◆ **TASK DIRECTIONS**
Reply with one number: the count of lines in the listing that contain the string "chevron".
==============================
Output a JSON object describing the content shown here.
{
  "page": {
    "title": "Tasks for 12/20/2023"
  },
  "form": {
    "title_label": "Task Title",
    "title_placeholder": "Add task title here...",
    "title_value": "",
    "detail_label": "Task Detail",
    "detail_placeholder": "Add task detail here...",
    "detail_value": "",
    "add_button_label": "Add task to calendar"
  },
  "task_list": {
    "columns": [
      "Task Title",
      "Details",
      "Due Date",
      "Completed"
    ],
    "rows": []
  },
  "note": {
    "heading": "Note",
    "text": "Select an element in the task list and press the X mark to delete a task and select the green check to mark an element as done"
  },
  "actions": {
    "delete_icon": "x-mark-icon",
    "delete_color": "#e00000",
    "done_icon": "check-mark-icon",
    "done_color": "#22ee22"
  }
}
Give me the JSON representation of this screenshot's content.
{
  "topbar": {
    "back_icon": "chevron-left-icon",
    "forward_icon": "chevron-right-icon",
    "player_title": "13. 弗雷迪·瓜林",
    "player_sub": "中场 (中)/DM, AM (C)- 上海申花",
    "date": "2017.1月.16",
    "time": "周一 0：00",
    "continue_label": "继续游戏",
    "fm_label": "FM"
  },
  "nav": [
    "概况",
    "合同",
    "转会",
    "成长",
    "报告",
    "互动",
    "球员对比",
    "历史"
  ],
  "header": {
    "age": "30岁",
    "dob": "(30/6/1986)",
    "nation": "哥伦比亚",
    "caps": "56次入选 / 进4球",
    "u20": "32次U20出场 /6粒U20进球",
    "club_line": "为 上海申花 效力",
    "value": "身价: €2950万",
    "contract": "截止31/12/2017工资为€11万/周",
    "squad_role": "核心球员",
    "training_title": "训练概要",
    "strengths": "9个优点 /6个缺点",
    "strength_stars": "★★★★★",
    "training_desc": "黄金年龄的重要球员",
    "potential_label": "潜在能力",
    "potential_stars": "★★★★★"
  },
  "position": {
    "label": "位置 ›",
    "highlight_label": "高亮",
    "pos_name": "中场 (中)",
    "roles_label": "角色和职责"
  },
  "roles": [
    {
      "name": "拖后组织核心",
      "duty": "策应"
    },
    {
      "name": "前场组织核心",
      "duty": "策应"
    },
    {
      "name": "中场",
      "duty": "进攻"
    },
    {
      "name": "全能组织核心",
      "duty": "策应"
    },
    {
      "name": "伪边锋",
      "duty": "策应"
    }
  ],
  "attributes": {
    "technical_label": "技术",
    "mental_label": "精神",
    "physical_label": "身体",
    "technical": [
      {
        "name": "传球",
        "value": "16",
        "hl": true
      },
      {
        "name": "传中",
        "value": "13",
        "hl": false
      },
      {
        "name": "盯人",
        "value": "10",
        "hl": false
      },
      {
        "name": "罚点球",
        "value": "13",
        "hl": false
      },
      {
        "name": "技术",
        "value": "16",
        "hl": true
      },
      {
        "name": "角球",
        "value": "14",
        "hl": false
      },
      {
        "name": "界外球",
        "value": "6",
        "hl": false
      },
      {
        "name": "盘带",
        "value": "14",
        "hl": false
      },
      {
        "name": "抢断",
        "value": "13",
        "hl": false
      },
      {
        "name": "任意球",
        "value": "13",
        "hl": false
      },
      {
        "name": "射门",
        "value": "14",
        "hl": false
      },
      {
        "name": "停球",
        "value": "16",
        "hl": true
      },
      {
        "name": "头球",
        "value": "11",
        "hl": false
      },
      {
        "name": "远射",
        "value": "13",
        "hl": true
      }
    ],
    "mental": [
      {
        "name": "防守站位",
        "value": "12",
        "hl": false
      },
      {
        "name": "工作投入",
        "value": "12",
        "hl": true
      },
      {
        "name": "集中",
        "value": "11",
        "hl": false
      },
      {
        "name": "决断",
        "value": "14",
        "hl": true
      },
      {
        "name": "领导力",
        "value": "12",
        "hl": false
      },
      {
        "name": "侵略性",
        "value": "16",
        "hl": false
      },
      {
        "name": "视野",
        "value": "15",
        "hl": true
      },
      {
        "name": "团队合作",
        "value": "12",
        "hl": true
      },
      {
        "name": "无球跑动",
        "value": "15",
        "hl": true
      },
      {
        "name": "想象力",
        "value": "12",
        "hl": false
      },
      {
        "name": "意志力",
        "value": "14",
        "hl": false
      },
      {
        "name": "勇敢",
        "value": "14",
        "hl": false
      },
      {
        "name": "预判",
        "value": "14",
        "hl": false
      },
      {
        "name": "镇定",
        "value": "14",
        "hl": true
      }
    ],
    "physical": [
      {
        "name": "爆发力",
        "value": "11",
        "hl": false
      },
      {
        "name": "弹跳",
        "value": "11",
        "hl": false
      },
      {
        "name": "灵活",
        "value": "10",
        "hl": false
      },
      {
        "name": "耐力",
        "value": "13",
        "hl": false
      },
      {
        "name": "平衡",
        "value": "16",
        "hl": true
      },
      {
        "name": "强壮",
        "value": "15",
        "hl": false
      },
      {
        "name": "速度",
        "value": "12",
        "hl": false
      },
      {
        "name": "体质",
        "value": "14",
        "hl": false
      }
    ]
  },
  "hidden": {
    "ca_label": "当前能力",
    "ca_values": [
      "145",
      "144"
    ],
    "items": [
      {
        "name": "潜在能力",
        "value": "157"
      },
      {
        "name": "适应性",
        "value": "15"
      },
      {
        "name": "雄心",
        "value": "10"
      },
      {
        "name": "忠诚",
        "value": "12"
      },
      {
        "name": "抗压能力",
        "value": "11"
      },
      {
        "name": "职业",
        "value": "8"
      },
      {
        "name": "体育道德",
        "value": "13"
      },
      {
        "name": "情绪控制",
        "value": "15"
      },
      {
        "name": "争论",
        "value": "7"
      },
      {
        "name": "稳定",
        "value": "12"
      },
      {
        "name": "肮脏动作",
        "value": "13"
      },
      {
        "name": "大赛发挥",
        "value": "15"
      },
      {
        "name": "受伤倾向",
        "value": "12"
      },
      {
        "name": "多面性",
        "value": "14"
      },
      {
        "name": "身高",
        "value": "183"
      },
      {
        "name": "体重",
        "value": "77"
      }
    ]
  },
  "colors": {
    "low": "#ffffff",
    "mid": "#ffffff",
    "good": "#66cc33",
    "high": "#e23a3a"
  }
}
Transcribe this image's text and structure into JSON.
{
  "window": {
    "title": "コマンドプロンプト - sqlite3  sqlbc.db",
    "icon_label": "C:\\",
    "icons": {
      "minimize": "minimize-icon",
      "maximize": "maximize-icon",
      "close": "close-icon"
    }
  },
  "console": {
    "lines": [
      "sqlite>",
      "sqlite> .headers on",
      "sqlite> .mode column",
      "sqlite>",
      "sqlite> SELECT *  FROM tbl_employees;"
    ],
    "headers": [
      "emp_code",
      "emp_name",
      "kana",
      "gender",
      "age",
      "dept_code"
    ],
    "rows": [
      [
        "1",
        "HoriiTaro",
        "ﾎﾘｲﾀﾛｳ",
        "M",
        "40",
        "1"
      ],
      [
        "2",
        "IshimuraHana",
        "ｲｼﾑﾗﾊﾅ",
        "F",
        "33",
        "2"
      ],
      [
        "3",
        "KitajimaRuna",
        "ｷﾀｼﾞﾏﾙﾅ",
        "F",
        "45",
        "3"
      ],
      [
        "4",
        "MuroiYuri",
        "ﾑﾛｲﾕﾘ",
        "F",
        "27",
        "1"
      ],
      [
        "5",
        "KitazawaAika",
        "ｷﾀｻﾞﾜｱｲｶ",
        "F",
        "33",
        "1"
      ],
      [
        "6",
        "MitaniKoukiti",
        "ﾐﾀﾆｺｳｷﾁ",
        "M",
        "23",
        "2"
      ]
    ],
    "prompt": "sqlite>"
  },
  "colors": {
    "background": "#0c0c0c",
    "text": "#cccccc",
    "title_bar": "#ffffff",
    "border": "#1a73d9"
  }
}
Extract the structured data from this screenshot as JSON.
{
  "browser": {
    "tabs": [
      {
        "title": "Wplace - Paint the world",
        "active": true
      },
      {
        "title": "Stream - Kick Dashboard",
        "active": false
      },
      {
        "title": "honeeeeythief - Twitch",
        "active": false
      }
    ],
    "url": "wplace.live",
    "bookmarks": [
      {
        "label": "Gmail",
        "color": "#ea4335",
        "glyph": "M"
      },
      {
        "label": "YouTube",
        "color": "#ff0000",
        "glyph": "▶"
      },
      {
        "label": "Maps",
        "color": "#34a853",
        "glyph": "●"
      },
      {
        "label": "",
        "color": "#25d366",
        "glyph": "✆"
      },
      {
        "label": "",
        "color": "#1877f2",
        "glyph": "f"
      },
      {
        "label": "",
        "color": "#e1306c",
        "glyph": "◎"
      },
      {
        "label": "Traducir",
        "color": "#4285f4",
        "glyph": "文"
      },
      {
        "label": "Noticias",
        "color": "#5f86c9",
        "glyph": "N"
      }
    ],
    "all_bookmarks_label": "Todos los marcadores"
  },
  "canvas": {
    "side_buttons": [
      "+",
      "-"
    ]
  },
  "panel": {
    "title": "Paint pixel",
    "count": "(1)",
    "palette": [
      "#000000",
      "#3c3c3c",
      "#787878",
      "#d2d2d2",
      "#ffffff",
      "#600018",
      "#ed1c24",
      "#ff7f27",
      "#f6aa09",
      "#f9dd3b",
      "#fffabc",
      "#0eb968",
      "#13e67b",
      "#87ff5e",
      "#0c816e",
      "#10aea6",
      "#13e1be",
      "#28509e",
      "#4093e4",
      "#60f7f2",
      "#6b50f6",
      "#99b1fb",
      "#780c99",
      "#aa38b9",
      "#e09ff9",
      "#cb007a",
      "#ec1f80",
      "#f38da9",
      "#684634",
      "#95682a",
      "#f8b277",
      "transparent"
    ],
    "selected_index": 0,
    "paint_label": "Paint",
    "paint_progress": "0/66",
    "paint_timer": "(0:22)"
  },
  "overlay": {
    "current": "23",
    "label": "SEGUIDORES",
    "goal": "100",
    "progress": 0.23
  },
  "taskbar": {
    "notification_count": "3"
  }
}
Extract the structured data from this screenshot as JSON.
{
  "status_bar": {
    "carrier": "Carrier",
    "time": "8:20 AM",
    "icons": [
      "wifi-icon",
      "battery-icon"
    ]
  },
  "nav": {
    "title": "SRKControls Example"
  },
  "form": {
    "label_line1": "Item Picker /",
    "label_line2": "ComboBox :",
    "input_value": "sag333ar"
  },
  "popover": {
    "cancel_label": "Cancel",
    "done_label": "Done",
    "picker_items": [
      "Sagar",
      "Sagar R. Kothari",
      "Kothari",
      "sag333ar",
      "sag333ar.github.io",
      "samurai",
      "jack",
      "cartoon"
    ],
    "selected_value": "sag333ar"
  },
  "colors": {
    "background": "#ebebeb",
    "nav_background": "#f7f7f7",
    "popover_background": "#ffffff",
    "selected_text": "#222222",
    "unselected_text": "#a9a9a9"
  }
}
==============================
◆ **FINAL RESULT**
2